▶ **Exercise brief**
Repeat the listing in full, preserving every character.

[start Given records]

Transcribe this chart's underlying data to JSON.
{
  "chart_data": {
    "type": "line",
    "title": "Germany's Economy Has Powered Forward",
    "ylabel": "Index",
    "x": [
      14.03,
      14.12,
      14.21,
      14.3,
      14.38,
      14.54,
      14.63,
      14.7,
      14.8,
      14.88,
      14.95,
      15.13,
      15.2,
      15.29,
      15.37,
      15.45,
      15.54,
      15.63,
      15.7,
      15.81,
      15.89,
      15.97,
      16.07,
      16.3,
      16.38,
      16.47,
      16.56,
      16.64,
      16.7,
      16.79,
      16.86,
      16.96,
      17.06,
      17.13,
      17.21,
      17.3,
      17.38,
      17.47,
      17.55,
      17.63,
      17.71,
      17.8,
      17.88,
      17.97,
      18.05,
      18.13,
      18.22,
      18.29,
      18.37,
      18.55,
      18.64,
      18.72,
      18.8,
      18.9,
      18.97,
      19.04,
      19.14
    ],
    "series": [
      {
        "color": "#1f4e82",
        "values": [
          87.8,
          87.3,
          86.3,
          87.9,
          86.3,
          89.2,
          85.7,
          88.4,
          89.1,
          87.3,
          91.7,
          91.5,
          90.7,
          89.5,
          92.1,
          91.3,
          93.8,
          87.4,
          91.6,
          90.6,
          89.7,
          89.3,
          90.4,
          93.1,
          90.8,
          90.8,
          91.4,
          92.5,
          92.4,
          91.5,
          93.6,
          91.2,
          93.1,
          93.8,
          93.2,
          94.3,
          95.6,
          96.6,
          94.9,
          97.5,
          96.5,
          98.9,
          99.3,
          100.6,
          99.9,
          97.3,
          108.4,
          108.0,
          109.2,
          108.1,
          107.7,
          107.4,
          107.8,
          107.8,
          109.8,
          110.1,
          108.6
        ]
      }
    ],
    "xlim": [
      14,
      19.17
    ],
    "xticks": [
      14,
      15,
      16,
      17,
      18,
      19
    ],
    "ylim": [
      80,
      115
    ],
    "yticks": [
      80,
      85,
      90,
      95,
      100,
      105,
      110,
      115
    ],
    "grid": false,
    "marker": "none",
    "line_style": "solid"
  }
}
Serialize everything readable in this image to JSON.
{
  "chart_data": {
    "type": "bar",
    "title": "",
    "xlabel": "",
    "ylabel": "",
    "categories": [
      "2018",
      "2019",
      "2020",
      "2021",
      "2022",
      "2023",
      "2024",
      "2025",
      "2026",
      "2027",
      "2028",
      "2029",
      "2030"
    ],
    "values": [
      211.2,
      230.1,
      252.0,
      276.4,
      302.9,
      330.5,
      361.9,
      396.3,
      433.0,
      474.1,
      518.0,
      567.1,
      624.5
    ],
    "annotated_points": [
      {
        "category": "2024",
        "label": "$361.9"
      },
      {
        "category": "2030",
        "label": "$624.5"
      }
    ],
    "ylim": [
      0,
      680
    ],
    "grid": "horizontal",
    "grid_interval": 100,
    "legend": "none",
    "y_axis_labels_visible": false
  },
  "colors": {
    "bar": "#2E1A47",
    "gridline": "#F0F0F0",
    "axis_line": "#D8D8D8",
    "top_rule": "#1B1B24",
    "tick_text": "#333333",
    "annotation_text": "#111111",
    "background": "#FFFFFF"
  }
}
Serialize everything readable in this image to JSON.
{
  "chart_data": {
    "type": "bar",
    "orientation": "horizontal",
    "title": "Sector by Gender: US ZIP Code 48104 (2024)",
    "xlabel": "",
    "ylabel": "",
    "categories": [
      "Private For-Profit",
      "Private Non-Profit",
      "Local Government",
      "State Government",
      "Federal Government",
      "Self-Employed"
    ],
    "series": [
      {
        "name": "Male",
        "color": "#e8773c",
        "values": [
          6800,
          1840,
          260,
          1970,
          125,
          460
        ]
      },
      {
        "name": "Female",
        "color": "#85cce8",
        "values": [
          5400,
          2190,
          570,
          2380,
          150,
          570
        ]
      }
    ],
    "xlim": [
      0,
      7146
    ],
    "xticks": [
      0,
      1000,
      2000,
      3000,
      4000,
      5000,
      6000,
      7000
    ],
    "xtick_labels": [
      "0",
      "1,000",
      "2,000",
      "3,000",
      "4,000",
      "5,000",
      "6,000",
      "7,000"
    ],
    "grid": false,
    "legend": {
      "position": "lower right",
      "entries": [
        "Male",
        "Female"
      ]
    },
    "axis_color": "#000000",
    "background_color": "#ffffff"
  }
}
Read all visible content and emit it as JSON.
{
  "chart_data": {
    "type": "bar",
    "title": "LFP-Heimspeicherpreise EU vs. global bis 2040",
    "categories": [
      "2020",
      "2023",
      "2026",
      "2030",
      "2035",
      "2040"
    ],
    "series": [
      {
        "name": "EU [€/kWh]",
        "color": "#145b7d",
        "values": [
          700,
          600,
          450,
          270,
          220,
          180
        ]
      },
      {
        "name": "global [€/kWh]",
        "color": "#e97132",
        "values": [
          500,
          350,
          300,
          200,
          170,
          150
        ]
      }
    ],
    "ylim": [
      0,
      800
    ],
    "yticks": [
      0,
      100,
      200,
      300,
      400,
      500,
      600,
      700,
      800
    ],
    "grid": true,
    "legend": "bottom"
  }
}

[end Given records]

▶ **Exercise output**
Transcribe this chart's underlying data to JSON.
{
  "chart_data": {
    "type": "line",
    "title": "Germany's Economy Has Powered Forward",
    "ylabel": "Index",
    "x": [
      14.03,
      14.12,
      14.21,
      14.3,
      14.38,
      14.54,
      14.63,
      14.7,
      14.8,
      14.88,
      14.95,
      15.13,
      15.2,
      15.29,
      15.37,
      15.45,
      15.54,
      15.63,
      15.7,
      15.81,
      15.89,
      15.97,
      16.07,
      16.3,
      16.38,
      16.47,
      16.56,
      16.64,
      16.7,
      16.79,
      16.86,
      16.96,
      17.06,
      17.13,
      17.21,
      17.3,
      17.38,
      17.47,
      17.55,
      17.63,
      17.71,
      17.8,
      17.88,
      17.97,
      18.05,
      18.13,
      18.22,
      18.29,
      18.37,
      18.55,
      18.64,
      18.72,
      18.8,
      18.9,
      18.97,
      19.04,
      19.14
    ],
    "series": [
      {
        "color": "#1f4e82",
        "values": [
          87.8,
          87.3,
          86.3,
          87.9,
          86.3,
          89.2,
          85.7,
          88.4,
          89.1,
          87.3,
          91.7,
          91.5,
          90.7,
          89.5,
          92.1,
          91.3,
          93.8,
          87.4,
          91.6,
          90.6,
          89.7,
          89.3,
          90.4,
          93.1,
          90.8,
          90.8,
          91.4,
          92.5,
          92.4,
          91.5,
          93.6,
          91.2,
          93.1,
          93.8,
          93.2,
          94.3,
          95.6,
          96.6,
          94.9,
          97.5,
          96.5,
          98.9,
          99.3,
          100.6,
          99.9,
          97.3,
          108.4,
          108.0,
          109.2,
          108.1,
          107.7,
          107.4,
          107.8,
          107.8,
          109.8,
          110.1,
          108.6
        ]
      }
    ],
    "xlim": [
      14,
      19.17
    ],
    "xticks": [
      14,
      15,
      16,
      17,
      18,
      19
    ],
    "ylim": [
      80,
      115
    ],
    "yticks": [
      80,
      85,
      90,
      95,
      100,
      105,
      110,
      115
    ],
    "grid": false,
    "marker": "none",
    "line_style": "solid"
  }
}
Serialize everything readable in this image to JSON.
{
  "chart_data": {
    "type": "bar",
    "title": "",
    "xlabel": "",
    "ylabel": "",
    "categories": [
      "2018",
      "2019",
      "2020",
      "2021",
      "2022",
      "2023",
      "2024",
      "2025",
      "2026",
      "2027",
      "2028",
      "2029",
      "2030"
    ],
    "values": [
      211.2,
      230.1,
      252.0,
      276.4,
      302.9,
      330.5,
      361.9,
      396.3,
      433.0,
      474.1,
      518.0,
      567.1,
      624.5
    ],
    "annotated_points": [
      {
        "category": "2024",
        "label": "$361.9"
      },
      {
        "category": "2030",
        "label": "$624.5"
      }
    ],
    "ylim": [
      0,
      680
    ],
    "grid": "horizontal",
    "grid_interval": 100,
    "legend": "none",
    "y_axis_labels_visible": false
  },
  "colors": {
    "bar": "#2E1A47",
    "gridline": "#F0F0F0",
    "axis_line": "#D8D8D8",
    "top_rule": "#1B1B24",
    "tick_text": "#333333",
    "annotation_text": "#111111",
    "background": "#FFFFFF"
  }
}
Serialize everything readable in this image to JSON.
{
  "chart_data": {
    "type": "bar",
    "orientation": "horizontal",
    "title": "Sector by Gender: US ZIP Code 48104 (2024)",
    "xlabel": "",
    "ylabel": "",
    "categories": [
      "Private For-Profit",
      "Private Non-Profit",
      "Local Government",
      "State Government",
      "Federal Government",
      "Self-Employed"
    ],
    "series": [
      {
        "name": "Male",
        "color": "#e8773c",
        "values": [
          6800,
          1840,
          260,
          1970,
          125,
          460
        ]
      },
      {
        "name": "Female",
        "color": "#85cce8",
        "values": [
          5400,
          2190,
          570,
          2380,
          150,
          570
        ]
      }
    ],
    "xlim": [
      0,
      7146
    ],
    "xticks": [
      0,
      1000,
      2000,
      3000,
      4000,
      5000,
      6000,
      7000
    ],
    "xtick_labels": [
      "0",
      "1,000",
      "2,000",
      "3,000",
      "4,000",
      "5,000",
      "6,000",
      "7,000"
    ],
    "grid": false,
    "legend": {
      "position": "lower right",
      "entries": [
        "Male",
        "Female"
      ]
    },
    "axis_color": "#000000",
    "background_color": "#ffffff"
  }
}
Read all visible content and emit it as JSON.
{
  "chart_data": {
    "type": "bar",
    "title": "LFP-Heimspeicherpreise EU vs. global bis 2040",
    "categories": [
      "2020",
      "2023",
      "2026",
      "2030",
      "2035",
      "2040"
    ],
    "series": [
      {
        "name": "EU [€/kWh]",
        "color": "#145b7d",
        "values": [
          700,
          600,
          450,
          270,
          220,
          180
        ]
      },
      {
        "name": "global [€/kWh]",
        "color": "#e97132",
        "values": [
          500,
          350,
          300,
          200,
          170,
          150
        ]
      }
    ],
    "ylim": [
      0,
      800
    ],
    "yticks": [
      0,
      100,
      200,
      300,
      400,
      500,
      600,
      700,
      800
    ],
    "grid": true,
    "legend": "bottom"
  }
}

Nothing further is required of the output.